WHAT YOU SHOULD DO - Copy each line below that contains "emit".

LISTING -
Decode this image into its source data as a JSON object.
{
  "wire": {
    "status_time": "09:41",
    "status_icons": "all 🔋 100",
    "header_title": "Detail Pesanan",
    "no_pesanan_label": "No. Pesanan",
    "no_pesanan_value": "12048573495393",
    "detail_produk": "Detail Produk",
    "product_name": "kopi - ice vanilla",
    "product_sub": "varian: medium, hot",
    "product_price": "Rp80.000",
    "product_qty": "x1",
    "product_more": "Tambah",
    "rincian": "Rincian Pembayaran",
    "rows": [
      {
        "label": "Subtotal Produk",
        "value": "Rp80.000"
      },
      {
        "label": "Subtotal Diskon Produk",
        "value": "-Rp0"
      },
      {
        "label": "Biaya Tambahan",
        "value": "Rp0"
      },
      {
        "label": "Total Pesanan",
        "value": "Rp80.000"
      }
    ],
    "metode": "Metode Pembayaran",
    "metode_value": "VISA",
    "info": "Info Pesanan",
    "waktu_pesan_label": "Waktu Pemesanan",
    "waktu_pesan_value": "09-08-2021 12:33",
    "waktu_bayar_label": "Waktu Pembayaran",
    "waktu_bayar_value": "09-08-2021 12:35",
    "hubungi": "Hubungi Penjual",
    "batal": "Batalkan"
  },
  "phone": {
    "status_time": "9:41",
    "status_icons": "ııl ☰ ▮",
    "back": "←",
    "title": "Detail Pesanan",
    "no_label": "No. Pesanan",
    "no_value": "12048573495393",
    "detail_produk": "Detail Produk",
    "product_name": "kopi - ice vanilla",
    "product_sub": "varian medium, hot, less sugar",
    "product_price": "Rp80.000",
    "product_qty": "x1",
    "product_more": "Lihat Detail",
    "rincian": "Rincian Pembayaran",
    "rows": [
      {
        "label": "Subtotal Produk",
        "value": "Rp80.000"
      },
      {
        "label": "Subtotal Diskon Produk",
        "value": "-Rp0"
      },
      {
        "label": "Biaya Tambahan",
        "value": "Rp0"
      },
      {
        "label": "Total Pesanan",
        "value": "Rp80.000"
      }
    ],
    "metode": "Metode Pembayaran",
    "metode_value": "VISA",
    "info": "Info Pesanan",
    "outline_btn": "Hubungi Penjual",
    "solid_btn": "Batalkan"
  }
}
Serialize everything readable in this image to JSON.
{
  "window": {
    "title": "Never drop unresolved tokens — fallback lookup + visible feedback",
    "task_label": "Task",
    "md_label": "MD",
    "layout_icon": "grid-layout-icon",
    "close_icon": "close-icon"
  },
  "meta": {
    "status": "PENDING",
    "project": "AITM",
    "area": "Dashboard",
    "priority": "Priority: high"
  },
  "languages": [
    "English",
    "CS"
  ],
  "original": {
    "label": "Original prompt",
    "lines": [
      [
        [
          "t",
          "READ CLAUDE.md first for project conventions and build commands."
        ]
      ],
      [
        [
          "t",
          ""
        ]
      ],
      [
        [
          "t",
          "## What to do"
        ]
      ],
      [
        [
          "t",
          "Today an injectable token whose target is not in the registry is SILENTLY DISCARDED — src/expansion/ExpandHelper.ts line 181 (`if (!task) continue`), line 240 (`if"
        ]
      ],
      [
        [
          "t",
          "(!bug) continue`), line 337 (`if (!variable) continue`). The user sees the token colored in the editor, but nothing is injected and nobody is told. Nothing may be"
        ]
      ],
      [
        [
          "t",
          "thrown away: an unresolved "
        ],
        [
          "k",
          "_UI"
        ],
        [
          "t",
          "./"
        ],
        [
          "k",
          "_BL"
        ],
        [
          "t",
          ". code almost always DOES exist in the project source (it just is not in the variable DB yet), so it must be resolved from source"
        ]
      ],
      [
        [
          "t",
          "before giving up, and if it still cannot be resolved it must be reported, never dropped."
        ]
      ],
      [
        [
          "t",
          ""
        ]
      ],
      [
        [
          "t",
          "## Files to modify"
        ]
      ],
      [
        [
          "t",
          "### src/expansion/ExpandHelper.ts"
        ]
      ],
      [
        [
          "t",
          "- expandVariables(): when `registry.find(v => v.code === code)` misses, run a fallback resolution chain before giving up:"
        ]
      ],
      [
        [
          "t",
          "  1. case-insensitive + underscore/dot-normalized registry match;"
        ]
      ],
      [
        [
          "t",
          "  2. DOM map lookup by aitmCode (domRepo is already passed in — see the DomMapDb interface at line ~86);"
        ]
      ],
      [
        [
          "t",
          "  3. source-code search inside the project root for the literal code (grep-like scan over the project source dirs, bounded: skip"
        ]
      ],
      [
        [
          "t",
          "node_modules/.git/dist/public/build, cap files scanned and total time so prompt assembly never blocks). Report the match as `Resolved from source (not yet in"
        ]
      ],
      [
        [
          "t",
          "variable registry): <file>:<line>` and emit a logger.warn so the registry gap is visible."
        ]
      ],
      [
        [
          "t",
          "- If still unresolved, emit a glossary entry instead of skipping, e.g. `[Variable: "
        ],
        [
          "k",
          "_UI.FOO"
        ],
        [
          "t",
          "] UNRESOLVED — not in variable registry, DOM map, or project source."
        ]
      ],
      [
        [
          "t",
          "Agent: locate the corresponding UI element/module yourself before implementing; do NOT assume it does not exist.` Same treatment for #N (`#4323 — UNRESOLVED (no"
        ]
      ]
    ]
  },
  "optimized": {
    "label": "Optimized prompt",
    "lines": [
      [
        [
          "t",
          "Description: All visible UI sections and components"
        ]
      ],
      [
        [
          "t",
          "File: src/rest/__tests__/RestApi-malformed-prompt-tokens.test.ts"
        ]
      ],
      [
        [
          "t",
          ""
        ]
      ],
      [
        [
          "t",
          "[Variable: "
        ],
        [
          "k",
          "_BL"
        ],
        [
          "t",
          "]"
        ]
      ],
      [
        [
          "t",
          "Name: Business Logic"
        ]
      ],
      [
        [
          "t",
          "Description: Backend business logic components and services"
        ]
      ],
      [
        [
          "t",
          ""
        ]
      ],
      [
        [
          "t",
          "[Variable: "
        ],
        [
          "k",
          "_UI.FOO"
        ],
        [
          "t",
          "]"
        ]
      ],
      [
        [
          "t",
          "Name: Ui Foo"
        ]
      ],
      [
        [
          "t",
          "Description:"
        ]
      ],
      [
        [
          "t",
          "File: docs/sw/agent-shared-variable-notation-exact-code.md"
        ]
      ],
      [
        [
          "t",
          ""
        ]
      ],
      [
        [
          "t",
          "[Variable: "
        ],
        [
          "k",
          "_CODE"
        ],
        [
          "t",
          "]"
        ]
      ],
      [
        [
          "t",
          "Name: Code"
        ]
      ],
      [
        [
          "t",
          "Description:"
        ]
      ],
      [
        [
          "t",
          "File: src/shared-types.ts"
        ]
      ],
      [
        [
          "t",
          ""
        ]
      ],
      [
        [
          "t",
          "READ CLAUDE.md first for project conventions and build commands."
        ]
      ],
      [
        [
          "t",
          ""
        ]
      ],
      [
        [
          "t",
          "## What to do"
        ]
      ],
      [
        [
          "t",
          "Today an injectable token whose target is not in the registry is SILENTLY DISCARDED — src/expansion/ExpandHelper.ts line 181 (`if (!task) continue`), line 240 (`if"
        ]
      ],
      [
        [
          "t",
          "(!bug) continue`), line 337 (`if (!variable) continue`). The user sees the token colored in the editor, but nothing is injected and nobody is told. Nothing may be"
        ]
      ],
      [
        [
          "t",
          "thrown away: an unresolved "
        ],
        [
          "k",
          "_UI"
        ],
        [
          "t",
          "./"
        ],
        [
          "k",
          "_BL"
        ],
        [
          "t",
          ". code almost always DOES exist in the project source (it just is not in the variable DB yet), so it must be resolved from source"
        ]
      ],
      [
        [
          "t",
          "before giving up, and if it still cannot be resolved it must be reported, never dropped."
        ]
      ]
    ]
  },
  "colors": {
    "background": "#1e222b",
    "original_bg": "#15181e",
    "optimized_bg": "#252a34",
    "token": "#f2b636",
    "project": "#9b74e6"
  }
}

FINAL ANSWER -
          "variable registry): <file>:<line>` and emit a logger.warn so the registry gap is visible."
          "- If still unresolved, emit a glossary entry instead of skipping, e.g. `[Variable: "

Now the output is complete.